··· MATERIAL FOR THIS EXERCISE ···

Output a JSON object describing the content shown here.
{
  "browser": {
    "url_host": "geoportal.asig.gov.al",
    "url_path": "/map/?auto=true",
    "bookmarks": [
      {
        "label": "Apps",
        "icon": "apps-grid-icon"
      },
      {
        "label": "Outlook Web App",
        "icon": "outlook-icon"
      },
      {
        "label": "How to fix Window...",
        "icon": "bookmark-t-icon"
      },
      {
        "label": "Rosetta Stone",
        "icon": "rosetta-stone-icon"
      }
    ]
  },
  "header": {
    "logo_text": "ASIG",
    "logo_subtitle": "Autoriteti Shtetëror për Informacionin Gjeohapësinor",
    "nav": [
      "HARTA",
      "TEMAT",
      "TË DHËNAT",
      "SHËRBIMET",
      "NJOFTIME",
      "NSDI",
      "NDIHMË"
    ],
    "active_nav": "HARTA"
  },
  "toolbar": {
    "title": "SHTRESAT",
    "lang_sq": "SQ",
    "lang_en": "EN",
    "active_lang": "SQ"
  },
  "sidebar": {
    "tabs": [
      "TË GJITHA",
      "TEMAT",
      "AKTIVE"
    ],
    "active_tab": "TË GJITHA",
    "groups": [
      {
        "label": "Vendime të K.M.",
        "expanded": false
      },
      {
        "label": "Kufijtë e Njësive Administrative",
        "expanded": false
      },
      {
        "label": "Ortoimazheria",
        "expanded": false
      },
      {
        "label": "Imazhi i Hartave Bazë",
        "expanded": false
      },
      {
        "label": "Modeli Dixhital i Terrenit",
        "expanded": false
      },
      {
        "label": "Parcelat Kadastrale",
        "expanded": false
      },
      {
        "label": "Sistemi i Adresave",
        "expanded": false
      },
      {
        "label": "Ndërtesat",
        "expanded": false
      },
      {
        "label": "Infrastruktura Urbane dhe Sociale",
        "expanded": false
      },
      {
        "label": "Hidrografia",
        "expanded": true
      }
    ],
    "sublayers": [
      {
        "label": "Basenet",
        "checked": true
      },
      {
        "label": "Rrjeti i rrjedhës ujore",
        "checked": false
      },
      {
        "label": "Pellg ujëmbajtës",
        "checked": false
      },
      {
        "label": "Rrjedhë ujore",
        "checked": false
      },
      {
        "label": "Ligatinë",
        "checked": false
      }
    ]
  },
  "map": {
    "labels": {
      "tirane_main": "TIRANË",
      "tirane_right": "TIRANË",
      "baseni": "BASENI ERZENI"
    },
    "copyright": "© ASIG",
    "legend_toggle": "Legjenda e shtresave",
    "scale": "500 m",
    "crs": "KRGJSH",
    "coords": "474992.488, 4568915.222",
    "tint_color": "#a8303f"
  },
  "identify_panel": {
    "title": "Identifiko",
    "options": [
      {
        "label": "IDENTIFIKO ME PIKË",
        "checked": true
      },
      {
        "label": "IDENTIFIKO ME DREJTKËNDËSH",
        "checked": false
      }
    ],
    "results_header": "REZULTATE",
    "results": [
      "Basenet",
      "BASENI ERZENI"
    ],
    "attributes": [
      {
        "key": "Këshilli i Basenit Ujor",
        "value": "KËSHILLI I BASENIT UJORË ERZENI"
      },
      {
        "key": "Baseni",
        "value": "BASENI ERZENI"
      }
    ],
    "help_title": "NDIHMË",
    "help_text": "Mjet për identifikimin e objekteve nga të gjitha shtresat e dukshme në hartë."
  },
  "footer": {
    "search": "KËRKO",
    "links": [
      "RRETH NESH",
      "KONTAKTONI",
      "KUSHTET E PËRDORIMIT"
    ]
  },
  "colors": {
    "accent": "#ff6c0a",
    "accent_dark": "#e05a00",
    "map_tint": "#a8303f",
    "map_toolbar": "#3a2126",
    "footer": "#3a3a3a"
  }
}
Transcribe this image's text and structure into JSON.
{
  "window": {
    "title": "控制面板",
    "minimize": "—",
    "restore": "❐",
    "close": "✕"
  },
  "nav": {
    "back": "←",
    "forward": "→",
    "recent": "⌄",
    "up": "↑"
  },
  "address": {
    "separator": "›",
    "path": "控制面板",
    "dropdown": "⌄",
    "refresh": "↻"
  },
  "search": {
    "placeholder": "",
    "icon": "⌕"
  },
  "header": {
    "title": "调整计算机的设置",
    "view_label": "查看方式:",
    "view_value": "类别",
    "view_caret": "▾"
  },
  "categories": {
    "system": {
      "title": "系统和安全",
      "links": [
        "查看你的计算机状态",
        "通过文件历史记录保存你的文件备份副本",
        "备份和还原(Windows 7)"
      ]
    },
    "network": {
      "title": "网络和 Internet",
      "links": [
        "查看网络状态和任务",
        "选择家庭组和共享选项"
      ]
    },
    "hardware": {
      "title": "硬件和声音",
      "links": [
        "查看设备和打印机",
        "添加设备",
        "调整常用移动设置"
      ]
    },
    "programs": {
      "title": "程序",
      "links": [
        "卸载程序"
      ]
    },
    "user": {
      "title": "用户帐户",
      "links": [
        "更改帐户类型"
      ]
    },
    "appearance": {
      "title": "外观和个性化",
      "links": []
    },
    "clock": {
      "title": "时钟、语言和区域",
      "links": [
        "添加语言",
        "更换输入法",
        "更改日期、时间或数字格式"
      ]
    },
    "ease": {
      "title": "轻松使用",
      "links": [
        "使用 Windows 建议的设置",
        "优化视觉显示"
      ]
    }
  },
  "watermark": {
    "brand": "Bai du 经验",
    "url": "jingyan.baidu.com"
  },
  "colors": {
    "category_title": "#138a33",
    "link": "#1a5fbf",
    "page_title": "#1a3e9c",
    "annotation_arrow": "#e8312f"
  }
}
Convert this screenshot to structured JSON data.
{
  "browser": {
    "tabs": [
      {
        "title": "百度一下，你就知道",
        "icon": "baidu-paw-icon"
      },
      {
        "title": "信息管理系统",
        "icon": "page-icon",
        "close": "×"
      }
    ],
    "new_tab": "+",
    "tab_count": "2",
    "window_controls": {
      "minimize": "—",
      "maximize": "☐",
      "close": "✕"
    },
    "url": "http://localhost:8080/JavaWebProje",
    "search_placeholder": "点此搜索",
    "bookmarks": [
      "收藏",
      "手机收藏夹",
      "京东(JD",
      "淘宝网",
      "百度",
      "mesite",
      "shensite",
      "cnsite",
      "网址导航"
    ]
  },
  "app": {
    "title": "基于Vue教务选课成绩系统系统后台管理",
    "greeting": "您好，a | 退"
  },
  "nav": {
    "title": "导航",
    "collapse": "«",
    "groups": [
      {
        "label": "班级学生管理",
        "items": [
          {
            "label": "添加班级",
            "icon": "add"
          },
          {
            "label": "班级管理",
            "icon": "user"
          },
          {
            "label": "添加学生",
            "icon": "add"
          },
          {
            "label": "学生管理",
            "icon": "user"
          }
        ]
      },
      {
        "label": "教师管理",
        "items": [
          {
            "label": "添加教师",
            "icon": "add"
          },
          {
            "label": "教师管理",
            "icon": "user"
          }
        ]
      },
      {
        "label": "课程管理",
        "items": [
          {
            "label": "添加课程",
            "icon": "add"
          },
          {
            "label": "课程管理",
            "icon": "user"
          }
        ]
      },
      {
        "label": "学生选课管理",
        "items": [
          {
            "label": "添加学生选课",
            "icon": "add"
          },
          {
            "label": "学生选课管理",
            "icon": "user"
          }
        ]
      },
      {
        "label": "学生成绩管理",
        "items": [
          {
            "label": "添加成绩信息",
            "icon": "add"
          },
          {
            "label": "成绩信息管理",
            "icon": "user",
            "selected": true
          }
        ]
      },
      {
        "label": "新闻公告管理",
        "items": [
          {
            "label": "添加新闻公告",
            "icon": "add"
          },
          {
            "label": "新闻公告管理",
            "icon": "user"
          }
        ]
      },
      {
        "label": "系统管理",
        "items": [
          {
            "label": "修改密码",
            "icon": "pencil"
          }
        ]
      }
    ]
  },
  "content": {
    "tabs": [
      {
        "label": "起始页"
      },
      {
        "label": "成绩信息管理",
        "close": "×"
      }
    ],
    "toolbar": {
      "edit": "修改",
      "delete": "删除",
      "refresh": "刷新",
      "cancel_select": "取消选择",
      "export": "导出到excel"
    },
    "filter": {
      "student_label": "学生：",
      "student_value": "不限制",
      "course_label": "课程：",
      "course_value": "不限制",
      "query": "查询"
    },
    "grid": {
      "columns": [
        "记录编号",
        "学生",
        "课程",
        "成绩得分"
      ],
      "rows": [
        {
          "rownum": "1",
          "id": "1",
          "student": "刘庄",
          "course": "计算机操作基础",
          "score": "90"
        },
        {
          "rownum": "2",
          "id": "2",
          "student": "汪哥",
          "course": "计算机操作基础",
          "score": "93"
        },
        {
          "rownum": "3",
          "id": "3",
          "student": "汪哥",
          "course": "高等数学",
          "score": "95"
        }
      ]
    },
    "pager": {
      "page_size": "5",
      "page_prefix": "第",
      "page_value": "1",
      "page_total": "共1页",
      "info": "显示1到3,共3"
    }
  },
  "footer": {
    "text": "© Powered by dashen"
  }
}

···

JOB
Take every line that includes the string "content" and copy it.

TASK OUTPUT
Output a JSON object describing the content shown here.
  "content": {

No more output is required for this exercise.